> WHAT IS BEING ASKED
Locate the string "DAVE" throughout the material and copy every line in which it occurs.

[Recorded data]

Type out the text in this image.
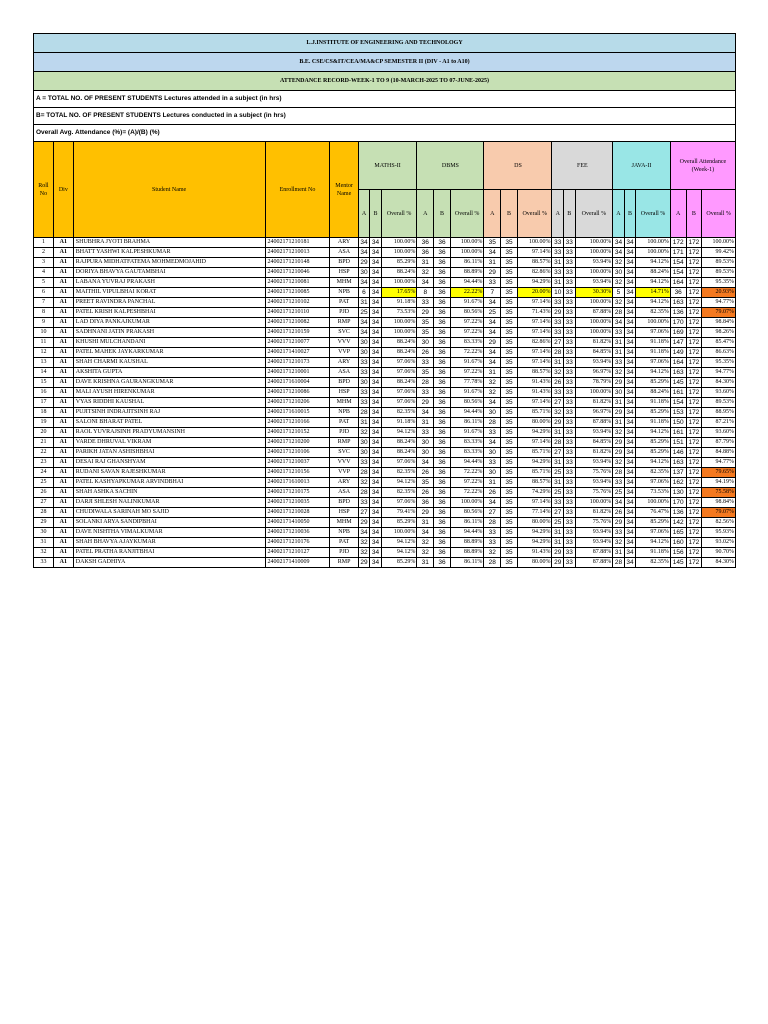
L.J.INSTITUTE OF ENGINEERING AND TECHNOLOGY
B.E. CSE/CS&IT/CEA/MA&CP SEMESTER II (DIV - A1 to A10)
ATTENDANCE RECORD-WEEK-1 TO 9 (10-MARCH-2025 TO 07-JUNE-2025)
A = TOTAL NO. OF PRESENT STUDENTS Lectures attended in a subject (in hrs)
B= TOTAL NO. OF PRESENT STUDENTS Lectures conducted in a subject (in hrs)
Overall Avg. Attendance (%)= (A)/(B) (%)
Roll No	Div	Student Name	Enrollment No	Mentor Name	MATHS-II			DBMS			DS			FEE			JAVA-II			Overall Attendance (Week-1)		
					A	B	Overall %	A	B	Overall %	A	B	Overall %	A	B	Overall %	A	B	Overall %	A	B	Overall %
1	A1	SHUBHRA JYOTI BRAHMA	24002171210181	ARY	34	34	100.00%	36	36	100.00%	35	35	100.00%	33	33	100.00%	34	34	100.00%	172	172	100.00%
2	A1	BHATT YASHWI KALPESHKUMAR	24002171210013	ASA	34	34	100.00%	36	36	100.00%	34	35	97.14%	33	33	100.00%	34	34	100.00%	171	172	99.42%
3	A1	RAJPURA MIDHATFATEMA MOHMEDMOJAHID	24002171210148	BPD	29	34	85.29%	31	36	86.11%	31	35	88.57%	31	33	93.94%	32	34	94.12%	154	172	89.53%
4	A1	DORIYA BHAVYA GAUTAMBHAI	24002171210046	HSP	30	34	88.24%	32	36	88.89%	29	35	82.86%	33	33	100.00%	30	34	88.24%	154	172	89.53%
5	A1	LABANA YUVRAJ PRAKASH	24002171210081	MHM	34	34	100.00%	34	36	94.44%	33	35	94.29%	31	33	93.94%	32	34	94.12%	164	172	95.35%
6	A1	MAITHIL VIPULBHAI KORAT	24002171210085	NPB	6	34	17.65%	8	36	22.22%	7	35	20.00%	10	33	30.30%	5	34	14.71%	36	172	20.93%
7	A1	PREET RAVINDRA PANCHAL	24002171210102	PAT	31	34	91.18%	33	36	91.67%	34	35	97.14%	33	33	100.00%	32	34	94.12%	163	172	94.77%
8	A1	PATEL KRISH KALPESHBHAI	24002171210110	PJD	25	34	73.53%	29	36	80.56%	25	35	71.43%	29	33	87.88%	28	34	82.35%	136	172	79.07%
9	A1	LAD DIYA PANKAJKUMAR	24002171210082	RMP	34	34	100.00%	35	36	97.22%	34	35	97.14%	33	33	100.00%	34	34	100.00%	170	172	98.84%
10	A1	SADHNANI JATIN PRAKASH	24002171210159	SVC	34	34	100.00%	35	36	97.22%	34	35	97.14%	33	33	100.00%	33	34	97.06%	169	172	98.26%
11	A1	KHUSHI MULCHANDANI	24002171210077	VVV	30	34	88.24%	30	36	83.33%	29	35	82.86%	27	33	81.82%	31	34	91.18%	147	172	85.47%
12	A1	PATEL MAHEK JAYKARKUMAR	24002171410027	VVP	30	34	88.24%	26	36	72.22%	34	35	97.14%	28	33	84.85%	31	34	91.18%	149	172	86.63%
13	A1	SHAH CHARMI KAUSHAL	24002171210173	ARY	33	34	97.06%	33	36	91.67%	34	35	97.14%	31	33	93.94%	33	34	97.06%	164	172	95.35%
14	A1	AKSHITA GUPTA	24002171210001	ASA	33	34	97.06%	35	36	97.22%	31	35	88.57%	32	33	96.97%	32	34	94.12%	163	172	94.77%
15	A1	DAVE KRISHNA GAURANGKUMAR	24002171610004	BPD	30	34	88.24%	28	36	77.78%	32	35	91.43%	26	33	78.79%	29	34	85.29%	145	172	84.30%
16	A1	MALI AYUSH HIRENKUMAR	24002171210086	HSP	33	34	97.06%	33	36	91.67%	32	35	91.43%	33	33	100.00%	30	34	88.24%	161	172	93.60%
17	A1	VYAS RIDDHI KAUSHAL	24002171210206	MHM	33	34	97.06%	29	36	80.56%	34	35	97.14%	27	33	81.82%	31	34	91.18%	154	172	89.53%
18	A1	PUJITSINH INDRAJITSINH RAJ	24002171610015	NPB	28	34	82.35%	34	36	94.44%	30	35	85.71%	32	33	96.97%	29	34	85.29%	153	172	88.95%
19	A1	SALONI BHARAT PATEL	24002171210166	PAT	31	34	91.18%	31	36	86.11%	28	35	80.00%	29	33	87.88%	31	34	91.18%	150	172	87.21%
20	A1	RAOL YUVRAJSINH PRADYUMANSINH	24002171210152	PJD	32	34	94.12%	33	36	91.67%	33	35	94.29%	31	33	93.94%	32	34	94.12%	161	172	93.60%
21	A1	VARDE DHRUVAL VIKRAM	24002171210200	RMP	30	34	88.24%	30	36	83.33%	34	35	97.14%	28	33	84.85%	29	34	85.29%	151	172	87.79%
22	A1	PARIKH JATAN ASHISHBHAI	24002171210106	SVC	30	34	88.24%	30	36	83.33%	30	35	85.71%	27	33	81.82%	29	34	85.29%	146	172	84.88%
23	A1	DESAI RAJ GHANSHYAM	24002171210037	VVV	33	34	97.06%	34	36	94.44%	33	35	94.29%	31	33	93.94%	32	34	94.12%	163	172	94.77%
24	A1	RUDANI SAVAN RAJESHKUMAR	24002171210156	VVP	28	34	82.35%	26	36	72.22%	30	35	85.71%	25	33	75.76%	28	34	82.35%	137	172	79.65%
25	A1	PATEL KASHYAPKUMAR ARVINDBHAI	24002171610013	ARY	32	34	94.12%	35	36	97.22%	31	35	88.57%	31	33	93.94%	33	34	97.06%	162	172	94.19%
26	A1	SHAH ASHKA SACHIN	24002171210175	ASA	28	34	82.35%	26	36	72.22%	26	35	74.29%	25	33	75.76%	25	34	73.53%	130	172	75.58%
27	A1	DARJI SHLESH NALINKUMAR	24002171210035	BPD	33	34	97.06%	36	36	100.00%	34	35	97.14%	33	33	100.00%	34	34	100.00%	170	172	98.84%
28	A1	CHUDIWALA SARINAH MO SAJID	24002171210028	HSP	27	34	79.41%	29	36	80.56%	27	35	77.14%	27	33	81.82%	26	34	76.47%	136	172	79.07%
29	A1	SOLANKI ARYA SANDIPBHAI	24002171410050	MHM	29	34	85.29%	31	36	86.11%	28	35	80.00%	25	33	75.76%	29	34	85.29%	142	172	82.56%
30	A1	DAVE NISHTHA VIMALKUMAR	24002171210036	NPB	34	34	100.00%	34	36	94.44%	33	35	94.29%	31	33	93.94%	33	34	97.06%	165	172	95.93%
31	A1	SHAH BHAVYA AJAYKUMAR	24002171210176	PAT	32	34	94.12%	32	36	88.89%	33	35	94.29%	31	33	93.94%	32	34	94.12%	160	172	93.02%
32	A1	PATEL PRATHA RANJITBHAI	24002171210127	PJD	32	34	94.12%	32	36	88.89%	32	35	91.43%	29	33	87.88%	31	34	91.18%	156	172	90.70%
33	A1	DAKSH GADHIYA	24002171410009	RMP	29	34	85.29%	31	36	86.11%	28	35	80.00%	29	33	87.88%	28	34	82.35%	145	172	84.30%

> EXPECTED ANSWER
15	A1	DAVE KRISHNA GAURANGKUMAR	24002171610004	BPD	30	34	88.24%	28	36	77.78%	32	35	91.43%	26	33	78.79%	29	34	85.29%	145	172	84.30%
30	A1	DAVE NISHTHA VIMALKUMAR	24002171210036	NPB	34	34	100.00%	34	36	94.44%	33	35	94.29%	31	33	93.94%	33	34	97.06%	165	172	95.93%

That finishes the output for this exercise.